YOUR GOAL: Your task is to reproduce the material exactly.

EXERCISE MATERIALS:

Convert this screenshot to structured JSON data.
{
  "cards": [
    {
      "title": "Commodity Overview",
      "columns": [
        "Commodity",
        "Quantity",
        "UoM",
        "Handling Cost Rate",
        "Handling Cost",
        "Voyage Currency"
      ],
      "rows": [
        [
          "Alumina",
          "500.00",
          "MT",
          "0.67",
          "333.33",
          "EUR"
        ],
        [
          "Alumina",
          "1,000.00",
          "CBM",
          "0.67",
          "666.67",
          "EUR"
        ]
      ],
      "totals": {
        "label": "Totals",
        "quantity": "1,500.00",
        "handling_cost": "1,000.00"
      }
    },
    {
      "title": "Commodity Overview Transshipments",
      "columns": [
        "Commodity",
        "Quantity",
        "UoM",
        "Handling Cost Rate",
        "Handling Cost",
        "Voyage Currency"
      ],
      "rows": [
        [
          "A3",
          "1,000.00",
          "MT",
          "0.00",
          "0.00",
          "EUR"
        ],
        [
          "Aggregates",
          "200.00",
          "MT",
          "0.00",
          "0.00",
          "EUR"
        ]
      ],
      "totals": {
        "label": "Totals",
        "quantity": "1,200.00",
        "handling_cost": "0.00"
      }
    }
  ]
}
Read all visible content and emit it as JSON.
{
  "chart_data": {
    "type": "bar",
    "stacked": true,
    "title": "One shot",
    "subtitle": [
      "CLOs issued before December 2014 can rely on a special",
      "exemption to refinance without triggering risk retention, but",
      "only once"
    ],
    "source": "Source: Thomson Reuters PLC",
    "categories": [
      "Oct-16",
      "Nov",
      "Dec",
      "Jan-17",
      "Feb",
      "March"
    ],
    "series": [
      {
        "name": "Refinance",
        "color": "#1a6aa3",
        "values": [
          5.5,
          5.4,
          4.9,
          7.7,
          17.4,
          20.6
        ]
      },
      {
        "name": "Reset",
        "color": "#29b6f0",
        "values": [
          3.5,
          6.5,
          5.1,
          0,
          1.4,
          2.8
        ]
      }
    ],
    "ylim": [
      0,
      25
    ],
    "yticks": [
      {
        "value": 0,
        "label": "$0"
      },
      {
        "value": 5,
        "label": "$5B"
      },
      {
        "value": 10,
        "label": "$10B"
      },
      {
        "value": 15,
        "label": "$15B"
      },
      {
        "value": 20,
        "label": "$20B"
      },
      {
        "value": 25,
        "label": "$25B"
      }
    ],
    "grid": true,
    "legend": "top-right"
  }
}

FINISHED TASK:
Convert this screenshot to structured JSON data.
{
  "cards": [
    {
      "title": "Commodity Overview",
      "columns": [
        "Commodity",
        "Quantity",
        "UoM",
        "Handling Cost Rate",
        "Handling Cost",
        "Voyage Currency"
      ],
      "rows": [
        [
          "Alumina",
          "500.00",
          "MT",
          "0.67",
          "333.33",
          "EUR"
        ],
        [
          "Alumina",
          "1,000.00",
          "CBM",
          "0.67",
          "666.67",
          "EUR"
        ]
      ],
      "totals": {
        "label": "Totals",
        "quantity": "1,500.00",
        "handling_cost": "1,000.00"
      }
    },
    {
      "title": "Commodity Overview Transshipments",
      "columns": [
        "Commodity",
        "Quantity",
        "UoM",
        "Handling Cost Rate",
        "Handling Cost",
        "Voyage Currency"
      ],
      "rows": [
        [
          "A3",
          "1,000.00",
          "MT",
          "0.00",
          "0.00",
          "EUR"
        ],
        [
          "Aggregates",
          "200.00",
          "MT",
          "0.00",
          "0.00",
          "EUR"
        ]
      ],
      "totals": {
        "label": "Totals",
        "quantity": "1,200.00",
        "handling_cost": "0.00"
      }
    }
  ]
}
Read all visible content and emit it as JSON.
{
  "chart_data": {
    "type": "bar",
    "stacked": true,
    "title": "One shot",
    "subtitle": [
      "CLOs issued before December 2014 can rely on a special",
      "exemption to refinance without triggering risk retention, but",
      "only once"
    ],
    "source": "Source: Thomson Reuters PLC",
    "categories": [
      "Oct-16",
      "Nov",
      "Dec",
      "Jan-17",
      "Feb",
      "March"
    ],
    "series": [
      {
        "name": "Refinance",
        "color": "#1a6aa3",
        "values": [
          5.5,
          5.4,
          4.9,
          7.7,
          17.4,
          20.6
        ]
      },
      {
        "name": "Reset",
        "color": "#29b6f0",
        "values": [
          3.5,
          6.5,
          5.1,
          0,
          1.4,
          2.8
        ]
      }
    ],
    "ylim": [
      0,
      25
    ],
    "yticks": [
      {
        "value": 0,
        "label": "$0"
      },
      {
        "value": 5,
        "label": "$5B"
      },
      {
        "value": 10,
        "label": "$10B"
      },
      {
        "value": 15,
        "label": "$15B"
      },
      {
        "value": 20,
        "label": "$20B"
      },
      {
        "value": 25,
        "label": "$25B"
      }
    ],
    "grid": true,
    "legend": "top-right"
  }
}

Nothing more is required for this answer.